**Records for this exercise**
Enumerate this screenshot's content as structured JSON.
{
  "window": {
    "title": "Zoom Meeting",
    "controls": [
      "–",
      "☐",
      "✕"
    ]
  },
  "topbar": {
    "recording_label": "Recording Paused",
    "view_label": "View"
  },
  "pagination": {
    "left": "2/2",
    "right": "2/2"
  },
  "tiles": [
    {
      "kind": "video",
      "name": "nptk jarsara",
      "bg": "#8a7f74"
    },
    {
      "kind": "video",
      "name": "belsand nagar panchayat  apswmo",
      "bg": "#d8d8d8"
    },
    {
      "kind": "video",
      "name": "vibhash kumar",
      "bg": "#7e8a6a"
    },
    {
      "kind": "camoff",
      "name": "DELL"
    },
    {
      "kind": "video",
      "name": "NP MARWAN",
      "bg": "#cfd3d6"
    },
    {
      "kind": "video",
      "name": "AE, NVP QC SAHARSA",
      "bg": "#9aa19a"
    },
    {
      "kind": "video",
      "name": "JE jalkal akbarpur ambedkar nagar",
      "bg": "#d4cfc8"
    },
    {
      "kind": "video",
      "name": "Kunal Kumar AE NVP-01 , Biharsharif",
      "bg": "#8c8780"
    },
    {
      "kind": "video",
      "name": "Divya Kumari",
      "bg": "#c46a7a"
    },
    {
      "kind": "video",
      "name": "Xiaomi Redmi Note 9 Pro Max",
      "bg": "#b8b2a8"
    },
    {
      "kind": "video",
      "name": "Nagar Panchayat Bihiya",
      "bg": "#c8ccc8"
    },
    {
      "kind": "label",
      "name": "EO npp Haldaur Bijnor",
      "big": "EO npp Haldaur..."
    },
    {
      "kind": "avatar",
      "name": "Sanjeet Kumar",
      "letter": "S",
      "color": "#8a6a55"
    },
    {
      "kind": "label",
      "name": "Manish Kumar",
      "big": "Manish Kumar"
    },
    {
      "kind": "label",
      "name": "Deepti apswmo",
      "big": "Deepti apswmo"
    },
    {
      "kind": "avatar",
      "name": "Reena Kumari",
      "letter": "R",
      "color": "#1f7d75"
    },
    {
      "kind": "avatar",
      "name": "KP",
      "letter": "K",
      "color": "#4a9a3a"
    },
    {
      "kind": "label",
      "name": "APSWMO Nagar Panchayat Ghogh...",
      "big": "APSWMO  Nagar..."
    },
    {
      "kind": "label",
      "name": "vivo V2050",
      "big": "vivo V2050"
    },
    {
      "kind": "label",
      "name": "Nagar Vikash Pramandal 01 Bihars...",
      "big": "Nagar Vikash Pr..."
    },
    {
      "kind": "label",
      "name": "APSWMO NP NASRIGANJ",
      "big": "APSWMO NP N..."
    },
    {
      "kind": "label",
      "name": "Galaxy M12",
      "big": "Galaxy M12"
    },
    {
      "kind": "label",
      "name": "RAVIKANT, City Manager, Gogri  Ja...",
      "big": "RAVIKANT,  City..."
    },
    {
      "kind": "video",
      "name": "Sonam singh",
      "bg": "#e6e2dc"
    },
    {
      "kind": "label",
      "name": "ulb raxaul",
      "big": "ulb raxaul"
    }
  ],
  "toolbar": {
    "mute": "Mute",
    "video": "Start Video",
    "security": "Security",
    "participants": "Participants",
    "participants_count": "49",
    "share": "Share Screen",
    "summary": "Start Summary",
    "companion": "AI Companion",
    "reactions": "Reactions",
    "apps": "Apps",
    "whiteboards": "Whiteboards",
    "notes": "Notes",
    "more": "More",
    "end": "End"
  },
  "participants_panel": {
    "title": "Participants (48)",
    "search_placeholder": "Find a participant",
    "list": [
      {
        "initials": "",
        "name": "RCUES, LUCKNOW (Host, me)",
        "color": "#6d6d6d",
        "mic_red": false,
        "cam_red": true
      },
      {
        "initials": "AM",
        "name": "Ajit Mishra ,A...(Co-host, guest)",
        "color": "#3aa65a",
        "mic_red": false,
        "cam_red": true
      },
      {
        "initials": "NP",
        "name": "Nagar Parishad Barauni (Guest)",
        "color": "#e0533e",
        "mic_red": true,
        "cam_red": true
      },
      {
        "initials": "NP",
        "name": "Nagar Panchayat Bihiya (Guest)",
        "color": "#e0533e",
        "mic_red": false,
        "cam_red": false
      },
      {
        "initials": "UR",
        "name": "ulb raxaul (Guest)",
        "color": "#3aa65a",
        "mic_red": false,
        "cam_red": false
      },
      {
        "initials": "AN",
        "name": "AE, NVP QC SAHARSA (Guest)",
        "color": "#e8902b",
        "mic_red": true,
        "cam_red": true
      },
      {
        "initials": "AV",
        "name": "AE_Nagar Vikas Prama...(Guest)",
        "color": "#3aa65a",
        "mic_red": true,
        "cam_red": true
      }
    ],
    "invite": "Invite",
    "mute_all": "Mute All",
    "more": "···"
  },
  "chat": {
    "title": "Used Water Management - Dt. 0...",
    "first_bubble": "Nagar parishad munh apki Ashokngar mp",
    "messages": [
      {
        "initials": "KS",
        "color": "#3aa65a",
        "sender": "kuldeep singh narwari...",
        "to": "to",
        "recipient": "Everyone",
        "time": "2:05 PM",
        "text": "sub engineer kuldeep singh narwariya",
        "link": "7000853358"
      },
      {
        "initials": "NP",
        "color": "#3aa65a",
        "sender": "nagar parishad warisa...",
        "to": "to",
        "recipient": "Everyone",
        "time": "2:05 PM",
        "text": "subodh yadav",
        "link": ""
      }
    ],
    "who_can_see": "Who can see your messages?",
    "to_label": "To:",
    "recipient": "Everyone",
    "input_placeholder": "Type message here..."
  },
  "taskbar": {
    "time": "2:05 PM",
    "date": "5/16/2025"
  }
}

**Task to complete**
Scan the material and collect every line that contains "kuldeep".

**Complete answer**
        "sender": "kuldeep singh narwari...",
        "text": "sub engineer kuldeep singh narwariya",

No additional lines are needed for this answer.